• Stated goal: In the essay on photographers as writers, reproduce the passage that begins at the words "Scott McLeay, my" and stops after "be no photographs.".

[BEGIN Provided text]

Good Photographers, Bad Writers
Copyright 2007 Jeffrey Eric Francis Friedl

I've come to the conclusion that as a general rule, photographers are horrible writers. I haven't surveyed an overwhelming number of books on photography, but most I've seen range from “pretty bad” to, well, the most poorly-written book I've ever seen, on any subject (Bryan Peterson's “Understanding Exposure”). The only well-written book I've seen on photography is Stephen Johnson's On Digital Photography.

The reason for this, almost certainly, is that these photographers are missing one of the two wholly unrelated skills that non-fiction writing demands. They know what to present because they have knowledge of the subject matter, but they lack the other skill — good writing — so they don't know how to present it. People perhaps often think that knowledge of the subject matter is the more important skill, but except for highly advanced texts, knowing how to present what you do know is much more important.

My high-school German teacher, Doug Mori (“Mr. Mori” to me, of course), didn't speak German with native-speaker fluency, and being the football coach had a certain obnoxiousness to his presence, but he was an excellent teacher and after one year of his class I could actually converse in German far Far Far more than I could after two years of Spanish from the more linguistically advanced Mr. Speece.

Anyway, back to writing, in one sense it's not the photographer-turned-author's fault, because one normally wouldn't expect an excellent photographer to necessarily be an excellent writer, and it's surprisingly difficult for a bad writers to recognize their own work as such. However, I do expect publishers to realize when the photographer is not a good writer and either fix it, or cancel the project. Sadly, that doesn't seem to be happening.

Here's an example from Alain Briot's Mastering Landscape Photography that I've been perusing lately. There are some nice sections, and the composition exercises he suggests look to be helpful, but to find these gems one has to wade through linear inch after linear inch of abject drivel. Consider his Chapter 4, titled “How to Find the Best Light for a Specific Photograph.” This is an interesting and important subject that one could write a whole book about, but one's expectations for the chapter take a huge hit after seeing the first sentence:

Light, from the earliest time recorded in history, has played a role of great importance in human culture and existence.

Ugh.

He then goes on to talk about light with respect to the bible, Incas, King Louis XIV of France, blah blah blah. “Time and again, light has been part of the most important aspects of our lives,...” Drivel!

It only gets worse. Later, after a full page of this blather, we are treated to this:

Scott McLeay, my first photography teacher, often said that if we were to walk into a closet, close the door behind us, set up our camera on a tripod and proceed to take a time exposure, we would not get a photograph regardless of how long the exposure time is. We can expose for hours, days or months and get nothing on film or on our digital file.

The fact is that light is required to create a photographic image. We may not need much light, but we need some light. In a dark closet, even with a multi-hour exposure, we will not get a photograph because there is no light whatsoever. The first thing a photographer needs, besides a camera, film, and a lens, is light. Photographers are images made with light. Without light there can be no photographs.

[END Provided text]
[BEGIN Listed records]

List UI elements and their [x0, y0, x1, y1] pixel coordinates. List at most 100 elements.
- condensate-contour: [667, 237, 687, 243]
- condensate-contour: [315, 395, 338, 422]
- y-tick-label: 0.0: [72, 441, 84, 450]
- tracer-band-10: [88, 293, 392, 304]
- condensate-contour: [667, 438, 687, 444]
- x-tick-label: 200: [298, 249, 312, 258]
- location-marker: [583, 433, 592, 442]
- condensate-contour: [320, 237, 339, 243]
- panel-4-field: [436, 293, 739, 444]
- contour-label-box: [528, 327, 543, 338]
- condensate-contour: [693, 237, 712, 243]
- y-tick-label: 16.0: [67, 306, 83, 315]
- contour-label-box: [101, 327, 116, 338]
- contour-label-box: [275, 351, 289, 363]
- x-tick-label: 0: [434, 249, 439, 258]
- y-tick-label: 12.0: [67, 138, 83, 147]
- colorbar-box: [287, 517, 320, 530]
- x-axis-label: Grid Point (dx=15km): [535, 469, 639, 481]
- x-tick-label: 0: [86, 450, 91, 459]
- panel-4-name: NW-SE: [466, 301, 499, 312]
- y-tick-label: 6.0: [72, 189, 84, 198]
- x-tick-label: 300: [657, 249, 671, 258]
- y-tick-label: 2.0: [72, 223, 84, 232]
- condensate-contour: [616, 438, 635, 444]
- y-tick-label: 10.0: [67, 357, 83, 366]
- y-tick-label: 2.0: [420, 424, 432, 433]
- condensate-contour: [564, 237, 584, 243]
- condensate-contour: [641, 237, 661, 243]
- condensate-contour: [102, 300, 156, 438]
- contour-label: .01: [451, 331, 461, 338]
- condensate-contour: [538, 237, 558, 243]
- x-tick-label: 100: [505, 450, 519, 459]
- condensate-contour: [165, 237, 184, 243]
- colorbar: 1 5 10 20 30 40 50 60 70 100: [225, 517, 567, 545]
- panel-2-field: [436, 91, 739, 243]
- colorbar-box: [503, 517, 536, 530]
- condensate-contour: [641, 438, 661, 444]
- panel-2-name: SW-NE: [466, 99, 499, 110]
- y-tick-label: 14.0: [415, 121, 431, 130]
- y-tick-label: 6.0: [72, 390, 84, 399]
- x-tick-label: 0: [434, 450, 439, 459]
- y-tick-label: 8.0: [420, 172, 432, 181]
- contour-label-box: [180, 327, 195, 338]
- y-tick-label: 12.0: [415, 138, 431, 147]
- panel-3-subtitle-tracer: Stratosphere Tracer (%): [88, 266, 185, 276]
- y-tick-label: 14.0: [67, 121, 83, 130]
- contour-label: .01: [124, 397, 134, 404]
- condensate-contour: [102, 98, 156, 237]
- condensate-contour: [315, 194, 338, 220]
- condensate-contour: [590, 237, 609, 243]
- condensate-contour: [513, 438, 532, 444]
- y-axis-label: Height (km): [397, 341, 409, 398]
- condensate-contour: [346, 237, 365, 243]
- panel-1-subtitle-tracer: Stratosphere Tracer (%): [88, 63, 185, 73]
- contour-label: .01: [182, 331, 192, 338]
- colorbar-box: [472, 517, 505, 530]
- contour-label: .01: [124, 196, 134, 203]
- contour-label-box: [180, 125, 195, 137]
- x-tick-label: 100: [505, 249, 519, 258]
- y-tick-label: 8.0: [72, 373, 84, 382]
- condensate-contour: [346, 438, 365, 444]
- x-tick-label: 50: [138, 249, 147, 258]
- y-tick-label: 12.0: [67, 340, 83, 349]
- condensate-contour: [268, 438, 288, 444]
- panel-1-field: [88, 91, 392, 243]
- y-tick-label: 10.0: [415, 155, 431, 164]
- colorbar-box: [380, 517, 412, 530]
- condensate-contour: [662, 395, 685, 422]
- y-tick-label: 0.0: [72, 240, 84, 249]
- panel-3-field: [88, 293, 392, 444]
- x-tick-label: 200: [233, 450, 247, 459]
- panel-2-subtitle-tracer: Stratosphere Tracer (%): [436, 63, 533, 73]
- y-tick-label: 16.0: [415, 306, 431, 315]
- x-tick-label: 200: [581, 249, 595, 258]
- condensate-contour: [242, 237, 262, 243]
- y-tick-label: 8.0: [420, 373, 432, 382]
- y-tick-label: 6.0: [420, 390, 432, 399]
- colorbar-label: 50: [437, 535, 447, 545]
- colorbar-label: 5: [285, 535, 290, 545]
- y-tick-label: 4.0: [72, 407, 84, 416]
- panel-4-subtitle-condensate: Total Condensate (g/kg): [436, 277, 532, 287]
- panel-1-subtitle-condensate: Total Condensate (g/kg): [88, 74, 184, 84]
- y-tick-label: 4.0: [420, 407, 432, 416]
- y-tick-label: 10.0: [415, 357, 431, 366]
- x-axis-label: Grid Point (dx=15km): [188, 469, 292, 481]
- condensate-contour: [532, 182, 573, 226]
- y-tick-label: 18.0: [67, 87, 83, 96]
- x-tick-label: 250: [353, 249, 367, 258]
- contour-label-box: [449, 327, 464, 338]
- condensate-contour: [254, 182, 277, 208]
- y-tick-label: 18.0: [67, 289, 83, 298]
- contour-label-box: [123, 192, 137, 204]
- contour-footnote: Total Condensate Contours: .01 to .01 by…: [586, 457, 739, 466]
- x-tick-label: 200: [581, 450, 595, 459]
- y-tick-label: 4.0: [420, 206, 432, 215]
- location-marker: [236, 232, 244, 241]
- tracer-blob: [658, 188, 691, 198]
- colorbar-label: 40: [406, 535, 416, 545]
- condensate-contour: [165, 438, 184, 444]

[END Listed records]

• Full answer:
Scott McLeay, my first photography teacher, often said that if we were to walk into a closet, close the door behind us, set up our camera on a tripod and proceed to take a time exposure, we would not get a photograph regardless of how long the exposure time is. We can expose for hours, days or months and get nothing on film or on our digital file.

The fact is that light is required to create a photographic image. We may not need much light, but we need some light. In a dark closet, even with a multi-hour exposure, we will not get a photograph because there is no light whatsoever. The first thing a photographer needs, besides a camera, film, and a lens, is light. Photographers are images made with light. Without light there can be no photographs.